== DATA SHOWN

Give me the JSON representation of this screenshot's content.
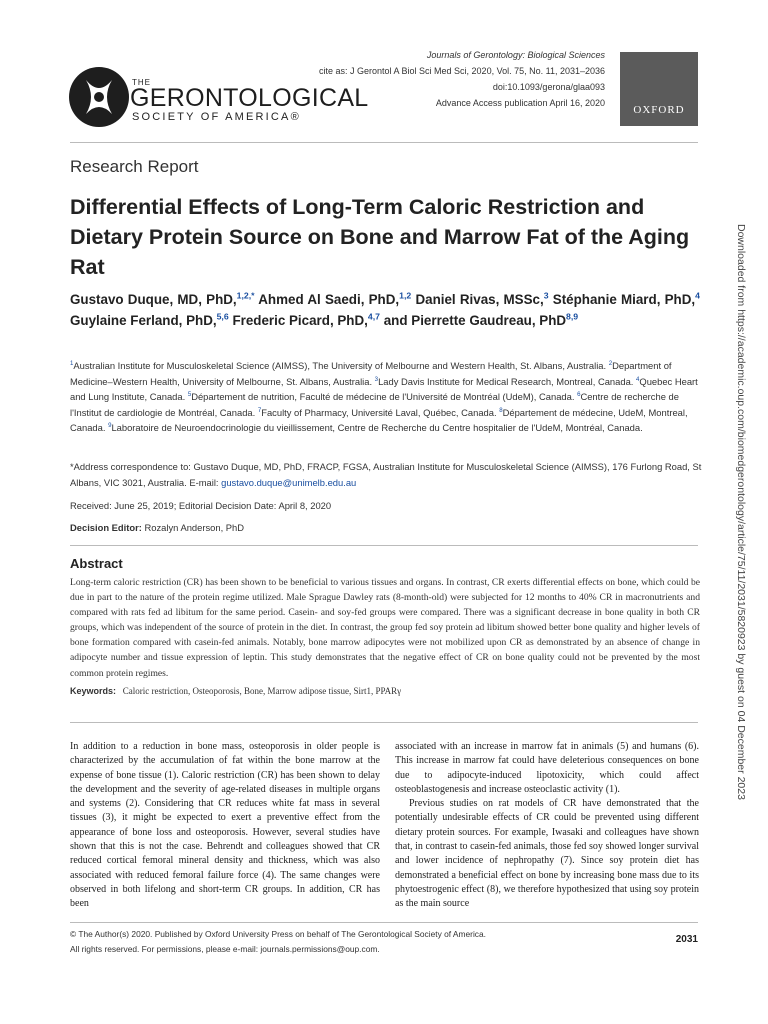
{
  "header": {
    "journal": "Journals of Gerontology: Biological Sciences",
    "cite": "cite as: J Gerontol A Biol Sci Med Sci, 2020, Vol. 75, No. 11, 2031–2036",
    "doi": "doi:10.1093/gerona/glaa093",
    "advance": "Advance Access publication April 16, 2020",
    "logo_the": "THE",
    "logo_main": "GERONTOLOGICAL",
    "logo_sub": "SOCIETY OF AMERICA®",
    "publisher": "OXFORD"
  },
  "section": "Research Report",
  "title": "Differential Effects of Long-Term Caloric Restriction and Dietary Protein Source on Bone and Marrow Fat of the Aging Rat",
  "authors": [
    {
      "name": "Gustavo Duque, MD, PhD,",
      "sup": "1,2,*"
    },
    {
      "name": "Ahmed Al Saedi, PhD,",
      "sup": "1,2"
    },
    {
      "name": "Daniel Rivas, MSSc,",
      "sup": "3"
    },
    {
      "name": "Stéphanie Miard, PhD,",
      "sup": "4"
    },
    {
      "name": "Guylaine Ferland, PhD,",
      "sup": "5,6"
    },
    {
      "name": "Frederic Picard, PhD,",
      "sup": "4,7"
    },
    {
      "name": "and Pierrette Gaudreau, PhD",
      "sup": "8,9"
    }
  ],
  "affiliations": [
    {
      "sup": "1",
      "text": "Australian Institute for Musculoskeletal Science (AIMSS), The University of Melbourne and Western Health, St. Albans, Australia."
    },
    {
      "sup": "2",
      "text": "Department of Medicine–Western Health, University of Melbourne, St. Albans, Australia."
    },
    {
      "sup": "3",
      "text": "Lady Davis Institute for Medical Research, Montreal, Canada."
    },
    {
      "sup": "4",
      "text": "Quebec Heart and Lung Institute, Canada."
    },
    {
      "sup": "5",
      "text": "Département de nutrition, Faculté de médecine de l'Université de Montréal (UdeM), Canada."
    },
    {
      "sup": "6",
      "text": "Centre de recherche de l'Institut de cardiologie de Montréal, Canada."
    },
    {
      "sup": "7",
      "text": "Faculty of Pharmacy, Université Laval, Québec, Canada."
    },
    {
      "sup": "8",
      "text": "Département de médecine, UdeM, Montreal, Canada."
    },
    {
      "sup": "9",
      "text": "Laboratoire de Neuroendocrinologie du vieillissement, Centre de Recherche du Centre hospitalier de l'UdeM, Montréal, Canada."
    }
  ],
  "correspondence": {
    "text": "*Address correspondence to: Gustavo Duque, MD, PhD, FRACP, FGSA, Australian Institute for Musculoskeletal Science (AIMSS), 176 Furlong Road, St Albans, VIC 3021, Australia. E-mail:",
    "email": "gustavo.duque@unimelb.edu.au"
  },
  "received": "Received: June 25, 2019; Editorial Decision Date: April 8, 2020",
  "decision_editor": {
    "label": "Decision Editor:",
    "name": "Rozalyn Anderson, PhD"
  },
  "abstract": {
    "heading": "Abstract",
    "text": "Long-term caloric restriction (CR) has been shown to be beneficial to various tissues and organs. In contrast, CR exerts differential effects on bone, which could be due in part to the nature of the protein regime utilized. Male Sprague Dawley rats (8-month-old) were subjected for 12 months to 40% CR in macronutrients and compared with rats fed ad libitum for the same period. Casein- and soy-fed groups were compared. There was a significant decrease in bone quality in both CR groups, which was independent of the source of protein in the diet. In contrast, the group fed soy protein ad libitum showed better bone quality and higher levels of bone formation compared with casein-fed animals. Notably, bone marrow adipocytes were not mobilized upon CR as demonstrated by an absence of change in adipocyte number and tissue expression of leptin. This study demonstrates that the negative effect of CR on bone quality could not be prevented by the most common protein regimes.",
    "keywords_label": "Keywords:",
    "keywords": "Caloric restriction, Osteoporosis, Bone, Marrow adipose tissue, Sirt1, PPARγ"
  },
  "body": {
    "col1": [
      "In addition to a reduction in bone mass, osteoporosis in older people is characterized by the accumulation of fat within the bone marrow at the expense of bone tissue (1). Caloric restriction (CR) has been shown to delay the development and the severity of age-related diseases in multiple organs and systems (2). Considering that CR reduces white fat mass in several tissues (3), it might be expected to exert a preventive effect from the appearance of bone loss and osteoporosis. However, several studies have shown that this is not the case. Behrendt and colleagues showed that CR reduced cortical femoral mineral density and thickness, which was also associated with reduced femoral failure force (4). The same changes were observed in both lifelong and short-term CR groups. In addition, CR has been"
    ],
    "col2": [
      "associated with an increase in marrow fat in animals (5) and humans (6). This increase in marrow fat could have deleterious consequences on bone due to adipocyte-induced lipotoxicity, which could affect osteoblastogenesis and increase osteoclastic activity (1).",
      "Previous studies on rat models of CR have demonstrated that the potentially undesirable effects of CR could be prevented using different dietary protein sources. For example, Iwasaki and colleagues have shown that, in contrast to casein-fed animals, those fed soy showed longer survival and lower incidence of nephropathy (7). Since soy protein diet has demonstrated a beneficial effect on bone by increasing bone mass due to its phytoestrogenic effect (8), we therefore hypothesized that using soy protein as the main source"
    ]
  },
  "footer": {
    "copyright": "© The Author(s) 2020. Published by Oxford University Press on behalf of The Gerontological Society of America.",
    "rights": "All rights reserved. For permissions, please e-mail: journals.permissions@oup.com.",
    "page": "2031"
  },
  "sidebar": "Downloaded from https://academic.oup.com/biomedgerontology/article/75/11/2031/5820923 by guest on 04 December 2023"
}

====

◆ WHAT YOU WILL DO
Your copy should restate every record word for word and contain no pictures.

◆ TASK ANSWER
Give me the JSON representation of this screenshot's content.
{
  "header": {
    "journal": "Journals of Gerontology: Biological Sciences",
    "cite": "cite as: J Gerontol A Biol Sci Med Sci, 2020, Vol. 75, No. 11, 2031–2036",
    "doi": "doi:10.1093/gerona/glaa093",
    "advance": "Advance Access publication April 16, 2020",
    "logo_the": "THE",
    "logo_main": "GERONTOLOGICAL",
    "logo_sub": "SOCIETY OF AMERICA®",
    "publisher": "OXFORD"
  },
  "section": "Research Report",
  "title": "Differential Effects of Long-Term Caloric Restriction and Dietary Protein Source on Bone and Marrow Fat of the Aging Rat",
  "authors": [
    {
      "name": "Gustavo Duque, MD, PhD,",
      "sup": "1,2,*"
    },
    {
      "name": "Ahmed Al Saedi, PhD,",
      "sup": "1,2"
    },
    {
      "name": "Daniel Rivas, MSSc,",
      "sup": "3"
    },
    {
      "name": "Stéphanie Miard, PhD,",
      "sup": "4"
    },
    {
      "name": "Guylaine Ferland, PhD,",
      "sup": "5,6"
    },
    {
      "name": "Frederic Picard, PhD,",
      "sup": "4,7"
    },
    {
      "name": "and Pierrette Gaudreau, PhD",
      "sup": "8,9"
    }
  ],
  "affiliations": [
    {
      "sup": "1",
      "text": "Australian Institute for Musculoskeletal Science (AIMSS), The University of Melbourne and Western Health, St. Albans, Australia."
    },
    {
      "sup": "2",
      "text": "Department of Medicine–Western Health, University of Melbourne, St. Albans, Australia."
    },
    {
      "sup": "3",
      "text": "Lady Davis Institute for Medical Research, Montreal, Canada."
    },
    {
      "sup": "4",
      "text": "Quebec Heart and Lung Institute, Canada."
    },
    {
      "sup": "5",
      "text": "Département de nutrition, Faculté de médecine de l'Université de Montréal (UdeM), Canada."
    },
    {
      "sup": "6",
      "text": "Centre de recherche de l'Institut de cardiologie de Montréal, Canada."
    },
    {
      "sup": "7",
      "text": "Faculty of Pharmacy, Université Laval, Québec, Canada."
    },
    {
      "sup": "8",
      "text": "Département de médecine, UdeM, Montreal, Canada."
    },
    {
      "sup": "9",
      "text": "Laboratoire de Neuroendocrinologie du vieillissement, Centre de Recherche du Centre hospitalier de l'UdeM, Montréal, Canada."
    }
  ],
  "correspondence": {
    "text": "*Address correspondence to: Gustavo Duque, MD, PhD, FRACP, FGSA, Australian Institute for Musculoskeletal Science (AIMSS), 176 Furlong Road, St Albans, VIC 3021, Australia. E-mail:",
    "email": "gustavo.duque@unimelb.edu.au"
  },
  "received": "Received: June 25, 2019; Editorial Decision Date: April 8, 2020",
  "decision_editor": {
    "label": "Decision Editor:",
    "name": "Rozalyn Anderson, PhD"
  },
  "abstract": {
    "heading": "Abstract",
    "text": "Long-term caloric restriction (CR) has been shown to be beneficial to various tissues and organs. In contrast, CR exerts differential effects on bone, which could be due in part to the nature of the protein regime utilized. Male Sprague Dawley rats (8-month-old) were subjected for 12 months to 40% CR in macronutrients and compared with rats fed ad libitum for the same period. Casein- and soy-fed groups were compared. There was a significant decrease in bone quality in both CR groups, which was independent of the source of protein in the diet. In contrast, the group fed soy protein ad libitum showed better bone quality and higher levels of bone formation compared with casein-fed animals. Notably, bone marrow adipocytes were not mobilized upon CR as demonstrated by an absence of change in adipocyte number and tissue expression of leptin. This study demonstrates that the negative effect of CR on bone quality could not be prevented by the most common protein regimes.",
    "keywords_label": "Keywords:",
    "keywords": "Caloric restriction, Osteoporosis, Bone, Marrow adipose tissue, Sirt1, PPARγ"
  },
  "body": {
    "col1": [
      "In addition to a reduction in bone mass, osteoporosis in older people is characterized by the accumulation of fat within the bone marrow at the expense of bone tissue (1). Caloric restriction (CR) has been shown to delay the development and the severity of age-related diseases in multiple organs and systems (2). Considering that CR reduces white fat mass in several tissues (3), it might be expected to exert a preventive effect from the appearance of bone loss and osteoporosis. However, several studies have shown that this is not the case. Behrendt and colleagues showed that CR reduced cortical femoral mineral density and thickness, which was also associated with reduced femoral failure force (4). The same changes were observed in both lifelong and short-term CR groups. In addition, CR has been"
    ],
    "col2": [
      "associated with an increase in marrow fat in animals (5) and humans (6). This increase in marrow fat could have deleterious consequences on bone due to adipocyte-induced lipotoxicity, which could affect osteoblastogenesis and increase osteoclastic activity (1).",
      "Previous studies on rat models of CR have demonstrated that the potentially undesirable effects of CR could be prevented using different dietary protein sources. For example, Iwasaki and colleagues have shown that, in contrast to casein-fed animals, those fed soy showed longer survival and lower incidence of nephropathy (7). Since soy protein diet has demonstrated a beneficial effect on bone by increasing bone mass due to its phytoestrogenic effect (8), we therefore hypothesized that using soy protein as the main source"
    ]
  },
  "footer": {
    "copyright": "© The Author(s) 2020. Published by Oxford University Press on behalf of The Gerontological Society of America.",
    "rights": "All rights reserved. For permissions, please e-mail: journals.permissions@oup.com.",
    "page": "2031"
  },
  "sidebar": "Downloaded from https://academic.oup.com/biomedgerontology/article/75/11/2031/5820923 by guest on 04 December 2023"
}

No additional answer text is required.